Make a tally of the lines in the records that include the string "Haven", and give only that number.
### Information shown ###
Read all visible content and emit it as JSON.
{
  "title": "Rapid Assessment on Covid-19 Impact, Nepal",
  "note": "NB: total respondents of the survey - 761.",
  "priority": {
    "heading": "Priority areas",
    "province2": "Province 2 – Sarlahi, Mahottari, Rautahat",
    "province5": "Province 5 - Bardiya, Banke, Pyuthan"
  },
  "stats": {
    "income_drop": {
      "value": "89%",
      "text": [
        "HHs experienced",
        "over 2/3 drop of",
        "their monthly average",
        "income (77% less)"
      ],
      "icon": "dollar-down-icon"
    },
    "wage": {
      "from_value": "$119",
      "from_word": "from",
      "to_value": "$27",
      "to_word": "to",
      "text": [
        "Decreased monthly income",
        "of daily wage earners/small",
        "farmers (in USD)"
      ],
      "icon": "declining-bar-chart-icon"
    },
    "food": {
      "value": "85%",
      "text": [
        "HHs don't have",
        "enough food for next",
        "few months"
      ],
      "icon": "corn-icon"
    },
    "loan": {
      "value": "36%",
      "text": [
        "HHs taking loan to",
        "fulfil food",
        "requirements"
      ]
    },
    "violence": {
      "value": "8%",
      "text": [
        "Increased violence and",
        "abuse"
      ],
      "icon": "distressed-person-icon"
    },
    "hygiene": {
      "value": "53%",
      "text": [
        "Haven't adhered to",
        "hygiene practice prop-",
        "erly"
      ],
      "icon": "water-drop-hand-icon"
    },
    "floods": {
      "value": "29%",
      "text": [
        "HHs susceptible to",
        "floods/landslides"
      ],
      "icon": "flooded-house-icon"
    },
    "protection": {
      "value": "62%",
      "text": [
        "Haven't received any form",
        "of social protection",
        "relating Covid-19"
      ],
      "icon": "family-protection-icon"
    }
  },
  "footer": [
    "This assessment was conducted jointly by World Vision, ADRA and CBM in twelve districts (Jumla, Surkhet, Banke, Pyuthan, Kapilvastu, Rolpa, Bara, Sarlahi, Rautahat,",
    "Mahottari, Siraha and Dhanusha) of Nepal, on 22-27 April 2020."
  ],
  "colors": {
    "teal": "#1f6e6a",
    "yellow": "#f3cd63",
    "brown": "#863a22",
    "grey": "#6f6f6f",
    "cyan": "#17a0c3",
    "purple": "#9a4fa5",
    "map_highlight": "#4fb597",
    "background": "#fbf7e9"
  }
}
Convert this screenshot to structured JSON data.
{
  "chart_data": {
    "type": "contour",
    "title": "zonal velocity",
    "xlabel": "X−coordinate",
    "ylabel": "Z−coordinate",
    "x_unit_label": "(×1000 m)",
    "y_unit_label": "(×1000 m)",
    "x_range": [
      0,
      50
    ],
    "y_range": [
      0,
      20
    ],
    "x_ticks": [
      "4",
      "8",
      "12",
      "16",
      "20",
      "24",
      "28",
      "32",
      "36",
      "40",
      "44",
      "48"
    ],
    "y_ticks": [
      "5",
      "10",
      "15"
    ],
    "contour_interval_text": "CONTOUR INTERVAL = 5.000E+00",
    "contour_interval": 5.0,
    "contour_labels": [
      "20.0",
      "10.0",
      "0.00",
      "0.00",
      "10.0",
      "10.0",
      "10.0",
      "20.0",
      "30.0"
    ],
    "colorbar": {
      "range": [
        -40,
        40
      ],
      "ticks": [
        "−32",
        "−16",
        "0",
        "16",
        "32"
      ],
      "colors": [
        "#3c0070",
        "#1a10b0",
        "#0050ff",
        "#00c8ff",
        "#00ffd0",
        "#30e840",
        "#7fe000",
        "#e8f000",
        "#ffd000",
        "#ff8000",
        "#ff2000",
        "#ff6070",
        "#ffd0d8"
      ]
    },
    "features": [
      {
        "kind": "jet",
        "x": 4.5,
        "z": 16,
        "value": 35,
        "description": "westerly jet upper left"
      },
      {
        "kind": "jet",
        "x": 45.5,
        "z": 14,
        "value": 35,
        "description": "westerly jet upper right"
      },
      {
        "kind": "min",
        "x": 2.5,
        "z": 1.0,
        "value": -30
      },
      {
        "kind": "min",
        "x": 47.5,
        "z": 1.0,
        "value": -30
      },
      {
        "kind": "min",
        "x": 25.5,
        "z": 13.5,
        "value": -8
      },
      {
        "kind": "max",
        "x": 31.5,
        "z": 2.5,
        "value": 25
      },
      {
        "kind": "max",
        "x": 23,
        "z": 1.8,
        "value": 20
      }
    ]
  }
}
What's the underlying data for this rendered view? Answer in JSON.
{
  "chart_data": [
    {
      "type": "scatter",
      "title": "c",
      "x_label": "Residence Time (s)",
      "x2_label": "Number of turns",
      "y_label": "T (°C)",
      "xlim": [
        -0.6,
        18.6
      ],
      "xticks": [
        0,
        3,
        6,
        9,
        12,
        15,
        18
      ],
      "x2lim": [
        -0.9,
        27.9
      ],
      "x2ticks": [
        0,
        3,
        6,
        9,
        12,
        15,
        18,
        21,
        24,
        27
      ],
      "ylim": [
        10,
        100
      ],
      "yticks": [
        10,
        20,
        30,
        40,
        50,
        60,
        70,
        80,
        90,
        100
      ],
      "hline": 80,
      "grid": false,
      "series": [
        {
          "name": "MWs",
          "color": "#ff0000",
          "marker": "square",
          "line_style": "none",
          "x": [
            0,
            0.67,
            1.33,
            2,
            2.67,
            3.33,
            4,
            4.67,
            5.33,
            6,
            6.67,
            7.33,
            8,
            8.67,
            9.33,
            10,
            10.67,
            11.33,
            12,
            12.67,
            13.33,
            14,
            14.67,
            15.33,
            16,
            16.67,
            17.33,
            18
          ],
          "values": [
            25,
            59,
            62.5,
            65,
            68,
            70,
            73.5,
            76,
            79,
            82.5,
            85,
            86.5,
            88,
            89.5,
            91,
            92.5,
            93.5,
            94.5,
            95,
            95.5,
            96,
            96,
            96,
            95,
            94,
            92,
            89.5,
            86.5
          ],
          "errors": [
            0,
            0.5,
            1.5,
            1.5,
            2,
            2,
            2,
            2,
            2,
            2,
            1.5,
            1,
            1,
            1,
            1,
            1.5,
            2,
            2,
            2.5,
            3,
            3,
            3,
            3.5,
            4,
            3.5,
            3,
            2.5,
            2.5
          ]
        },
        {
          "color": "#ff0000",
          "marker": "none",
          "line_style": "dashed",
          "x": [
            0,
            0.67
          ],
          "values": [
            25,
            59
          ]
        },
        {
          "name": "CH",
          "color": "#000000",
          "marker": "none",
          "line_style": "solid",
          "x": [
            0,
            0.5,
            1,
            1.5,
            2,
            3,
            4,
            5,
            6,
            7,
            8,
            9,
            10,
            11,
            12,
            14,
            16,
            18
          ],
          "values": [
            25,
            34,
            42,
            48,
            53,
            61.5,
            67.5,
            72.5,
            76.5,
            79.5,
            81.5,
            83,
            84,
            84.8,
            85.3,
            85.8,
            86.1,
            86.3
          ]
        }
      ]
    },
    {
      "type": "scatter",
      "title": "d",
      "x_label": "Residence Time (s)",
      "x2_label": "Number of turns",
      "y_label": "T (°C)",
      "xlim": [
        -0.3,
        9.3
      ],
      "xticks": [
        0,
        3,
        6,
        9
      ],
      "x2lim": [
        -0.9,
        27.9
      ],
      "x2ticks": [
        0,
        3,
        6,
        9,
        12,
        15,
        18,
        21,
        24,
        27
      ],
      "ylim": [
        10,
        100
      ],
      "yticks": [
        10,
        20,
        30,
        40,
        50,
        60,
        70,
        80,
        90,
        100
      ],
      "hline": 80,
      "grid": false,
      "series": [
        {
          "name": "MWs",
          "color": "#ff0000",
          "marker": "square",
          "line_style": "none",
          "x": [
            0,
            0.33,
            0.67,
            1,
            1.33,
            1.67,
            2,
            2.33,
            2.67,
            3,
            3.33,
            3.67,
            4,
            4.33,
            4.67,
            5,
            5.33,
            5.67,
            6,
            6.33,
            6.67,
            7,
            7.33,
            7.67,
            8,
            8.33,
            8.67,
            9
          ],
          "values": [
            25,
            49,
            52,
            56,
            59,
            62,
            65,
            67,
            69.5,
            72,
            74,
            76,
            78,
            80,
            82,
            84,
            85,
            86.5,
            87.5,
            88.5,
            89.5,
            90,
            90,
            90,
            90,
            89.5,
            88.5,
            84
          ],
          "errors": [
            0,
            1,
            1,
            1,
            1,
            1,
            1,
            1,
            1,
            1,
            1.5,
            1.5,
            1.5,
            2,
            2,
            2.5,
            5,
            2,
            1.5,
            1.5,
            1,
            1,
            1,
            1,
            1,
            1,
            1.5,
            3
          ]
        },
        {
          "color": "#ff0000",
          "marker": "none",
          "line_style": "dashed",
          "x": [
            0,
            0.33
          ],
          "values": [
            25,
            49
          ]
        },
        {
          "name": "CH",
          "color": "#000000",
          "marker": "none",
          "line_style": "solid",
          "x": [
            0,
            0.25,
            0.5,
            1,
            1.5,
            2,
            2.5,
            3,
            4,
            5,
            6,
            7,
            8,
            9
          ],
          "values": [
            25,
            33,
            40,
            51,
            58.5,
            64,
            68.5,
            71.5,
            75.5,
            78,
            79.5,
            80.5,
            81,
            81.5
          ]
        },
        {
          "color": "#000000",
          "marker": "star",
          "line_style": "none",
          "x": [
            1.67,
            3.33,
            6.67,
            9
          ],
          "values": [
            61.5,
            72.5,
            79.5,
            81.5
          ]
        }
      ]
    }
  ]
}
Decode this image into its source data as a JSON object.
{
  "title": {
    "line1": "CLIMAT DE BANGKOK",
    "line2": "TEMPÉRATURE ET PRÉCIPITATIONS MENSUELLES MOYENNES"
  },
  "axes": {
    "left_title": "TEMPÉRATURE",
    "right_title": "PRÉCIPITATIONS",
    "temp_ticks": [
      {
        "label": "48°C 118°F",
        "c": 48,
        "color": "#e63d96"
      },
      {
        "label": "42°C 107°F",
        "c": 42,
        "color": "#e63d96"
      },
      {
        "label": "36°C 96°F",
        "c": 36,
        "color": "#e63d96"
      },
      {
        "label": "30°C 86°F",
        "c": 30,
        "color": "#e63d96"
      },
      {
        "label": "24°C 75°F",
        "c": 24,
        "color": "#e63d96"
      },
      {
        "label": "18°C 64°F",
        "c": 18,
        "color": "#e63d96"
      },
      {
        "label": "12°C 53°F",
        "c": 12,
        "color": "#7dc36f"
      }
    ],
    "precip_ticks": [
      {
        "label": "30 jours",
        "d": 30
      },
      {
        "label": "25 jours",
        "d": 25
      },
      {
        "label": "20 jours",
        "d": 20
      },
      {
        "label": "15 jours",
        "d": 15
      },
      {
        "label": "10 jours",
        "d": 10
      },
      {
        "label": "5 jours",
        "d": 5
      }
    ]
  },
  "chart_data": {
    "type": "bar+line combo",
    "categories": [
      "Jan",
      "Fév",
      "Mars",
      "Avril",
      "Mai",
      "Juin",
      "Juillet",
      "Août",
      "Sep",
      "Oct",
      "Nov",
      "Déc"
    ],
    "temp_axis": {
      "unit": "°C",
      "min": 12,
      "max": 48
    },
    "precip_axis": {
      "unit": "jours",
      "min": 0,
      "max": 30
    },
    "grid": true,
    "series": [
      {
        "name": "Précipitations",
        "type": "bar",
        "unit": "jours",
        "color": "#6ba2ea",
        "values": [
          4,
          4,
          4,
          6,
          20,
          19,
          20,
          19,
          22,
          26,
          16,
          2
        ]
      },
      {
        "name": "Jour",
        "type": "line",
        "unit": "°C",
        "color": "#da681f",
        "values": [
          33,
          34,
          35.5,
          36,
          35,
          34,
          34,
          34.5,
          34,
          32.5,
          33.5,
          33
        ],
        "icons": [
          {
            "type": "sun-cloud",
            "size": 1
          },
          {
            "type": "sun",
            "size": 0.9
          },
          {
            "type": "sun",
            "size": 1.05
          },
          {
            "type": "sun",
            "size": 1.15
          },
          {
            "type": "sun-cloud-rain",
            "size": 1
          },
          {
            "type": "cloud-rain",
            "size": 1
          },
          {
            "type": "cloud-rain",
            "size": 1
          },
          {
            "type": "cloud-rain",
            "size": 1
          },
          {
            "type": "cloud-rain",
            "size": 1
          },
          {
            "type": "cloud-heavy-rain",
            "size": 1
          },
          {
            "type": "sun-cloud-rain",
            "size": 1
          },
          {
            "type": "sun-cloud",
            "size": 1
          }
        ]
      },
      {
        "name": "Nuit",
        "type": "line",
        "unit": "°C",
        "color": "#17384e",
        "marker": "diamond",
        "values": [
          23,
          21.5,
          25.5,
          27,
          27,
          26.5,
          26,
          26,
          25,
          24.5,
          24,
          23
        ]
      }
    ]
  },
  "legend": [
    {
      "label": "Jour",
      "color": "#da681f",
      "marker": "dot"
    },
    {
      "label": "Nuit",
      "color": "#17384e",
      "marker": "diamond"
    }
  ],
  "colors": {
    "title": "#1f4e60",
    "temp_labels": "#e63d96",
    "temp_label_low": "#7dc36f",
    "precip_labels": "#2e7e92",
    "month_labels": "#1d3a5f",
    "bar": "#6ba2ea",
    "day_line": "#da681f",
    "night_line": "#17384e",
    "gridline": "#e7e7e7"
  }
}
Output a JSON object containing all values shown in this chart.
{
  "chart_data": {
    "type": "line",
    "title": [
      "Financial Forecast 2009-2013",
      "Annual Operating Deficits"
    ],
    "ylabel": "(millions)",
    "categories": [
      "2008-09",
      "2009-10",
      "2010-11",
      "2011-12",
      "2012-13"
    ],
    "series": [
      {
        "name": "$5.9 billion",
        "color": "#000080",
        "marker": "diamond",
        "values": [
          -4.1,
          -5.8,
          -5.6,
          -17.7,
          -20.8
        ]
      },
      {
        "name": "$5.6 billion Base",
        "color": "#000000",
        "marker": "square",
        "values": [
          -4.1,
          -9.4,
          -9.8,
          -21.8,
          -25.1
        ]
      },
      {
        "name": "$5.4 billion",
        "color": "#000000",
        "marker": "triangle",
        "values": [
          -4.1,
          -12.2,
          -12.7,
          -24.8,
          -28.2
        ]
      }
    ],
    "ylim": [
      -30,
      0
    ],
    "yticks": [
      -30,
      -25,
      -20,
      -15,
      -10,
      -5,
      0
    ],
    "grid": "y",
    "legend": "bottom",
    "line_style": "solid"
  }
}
###
Written answer:
2